TASKS AND EXERCISES -
1. In the passage on software testing, condense the paragraph beginning "Also known as module testing" into a short bulleted list that keeps its main facts.
2. Answer these questions using the passage on software testing:
(a) From which phase are the testing objectives for the system testing phase derived?
(b) What are the four steps that effective software testing typically follows?
(c) Which kind of testing is usually used to perform unit testing?
3. List every kind of math error named in the passage on software testing.

Testing objectives for the system testing phase are derived from the requirements analysis phase.

Traditional Software Testing Strategies

Effective software testing typically follows four steps: Unit Testing, Integration Testing, Validation (Confirmation) Testing, and System Testing.

(1) Unit Testing

Also known as module testing. It occurs after a module is written and compiles without errors. It focuses on internal logic and data structures. Usually performed using white-box testing. Multiple modules can be tested simultaneously.

1. Content of Unit Testing

Unit testing checks five main characteristics:

  1. Module Interface: Ensures data flows correctly in and out.
    • Do input parameters and formal parameters match in count, type, and units?
    • Do actual parameters match the formal parameters of called modules?
    • Are standard function parameters correct?
    • Are global variables consistent across modules?
    • Does the input only change formal parameters?
    • Are I/O formats consistent?
    • Are files opened before use and closed after?
  2. Local Data Structures: Common source of errors.
    • Are variable declarations appropriate?
    • Are uninitialized variables used?
    • Are default/initial values correct?
    • Are there typos in variable names?
  3. Critical Execution Paths: Testing paths is fundamental. Since exhaustive testing is impossible, design cases to find math, comparison, or control flow errors.
    • Math errors: Operator precedence, precision issues, incompatible types, algorithm flaws.
    • Comparison/Control flow: Precision causing “equal” values to differ, comparing different types, incorrect logic operators, off-by-one errors in loops, infinite loops, or incorrect exit points.
  4. Error Handling: A good design predicts error conditions and has a path to handle them. Logic must be correct to allow for user maintenance.

[Element-and-box listings]
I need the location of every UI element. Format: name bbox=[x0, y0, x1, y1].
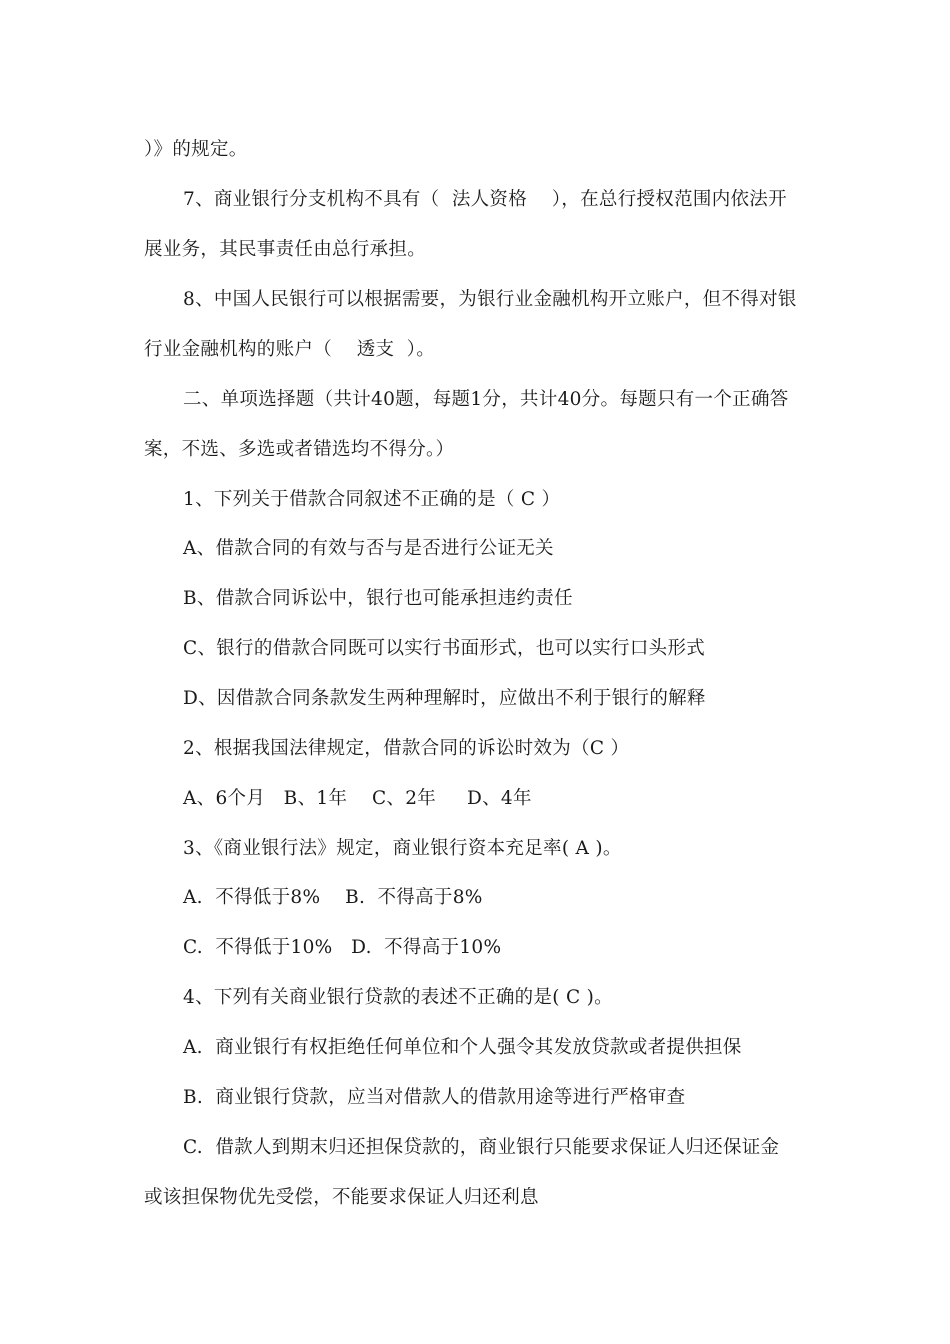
question-4-option-b: B. 商业银行贷款，应当对借款人的借款用途等进行严格审查 bbox=[183, 1087, 686, 1108]
question-7-line-1: 7、商业银行分支机构不具有（ 法人资格 ），在总行授权范围内依法开 bbox=[183, 189, 787, 210]
question-4-option-c-line-1: C. 借款人到期末归还担保贷款的，商业银行只能要求保证人归还保证金 bbox=[183, 1137, 780, 1158]
question-4-option-a: A. 商业银行有权拒绝任何单位和个人强令其发放贷款或者提供担保 bbox=[183, 1037, 742, 1058]
question-1-option-a: A、借款合同的有效与否与是否进行公证无关 bbox=[183, 538, 554, 559]
question-2: 2、根据我国法律规定，借款合同的诉讼时效为（C ） bbox=[183, 738, 630, 759]
question-2-options: A、6个月 B、1年 C、2年 D、4年 bbox=[183, 788, 532, 809]
question-3-options-ab: A. 不得低于8% B. 不得高于8% bbox=[183, 887, 483, 908]
question-1-option-c: C、银行的借款合同既可以实行书面形式，也可以实行口头形式 bbox=[183, 638, 706, 659]
question-1: 1、下列关于借款合同叙述不正确的是（ C ） bbox=[183, 489, 561, 510]
question-4: 4、下列有关商业银行贷款的表述不正确的是( C )。 bbox=[183, 987, 613, 1008]
section-heading-line-2: 案，不选、多选或者错选均不得分。） bbox=[144, 439, 455, 460]
question-8-line-1: 8、中国人民银行可以根据需要，为银行业金融机构开立账户，但不得对银 bbox=[183, 289, 797, 310]
text-line-continuation: ）》的规定。 bbox=[144, 139, 248, 160]
section-heading-line-1: 二、单项选择题（共计40题，每题1分，共计40分。每题只有一个正确答 bbox=[183, 389, 789, 410]
question-1-option-b: B、借款合同诉讼中，银行也可能承担违约责任 bbox=[183, 588, 573, 609]
question-7-line-2: 展业务，其民事责任由总行承担。 bbox=[144, 239, 427, 260]
question-8-line-2: 行业金融机构的账户（ 透支 ）。 bbox=[144, 339, 436, 360]
question-3-options-cd: C. 不得低于10% D. 不得高于10% bbox=[183, 937, 502, 958]
question-1-option-d: D、因借款合同条款发生两种理解时，应做出不利于银行的解释 bbox=[183, 688, 706, 709]
question-3: 3、《商业银行法》规定，商业银行资本充足率( A )。 bbox=[183, 838, 622, 859]
question-4-option-c-line-2: 或该担保物优先受偿，不能要求保证人归还利息 bbox=[144, 1187, 539, 1208]
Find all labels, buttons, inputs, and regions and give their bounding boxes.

TASK RESPONSES -
1.
- Unit testing is also called module testing.
- It takes place once a module is written and compiles without errors.
- It concentrates on internal logic and data structures.
- It is usually done with white-box testing.
- Several modules can be tested at the same time.

2.
(a) The requirements analysis phase.
(b) Unit Testing, Integration Testing, Validation (Confirmation) Testing, and System Testing.
(c) White-box testing.

3.
- Operator precedence
- Precision issues
- Incompatible types
- Algorithm flaws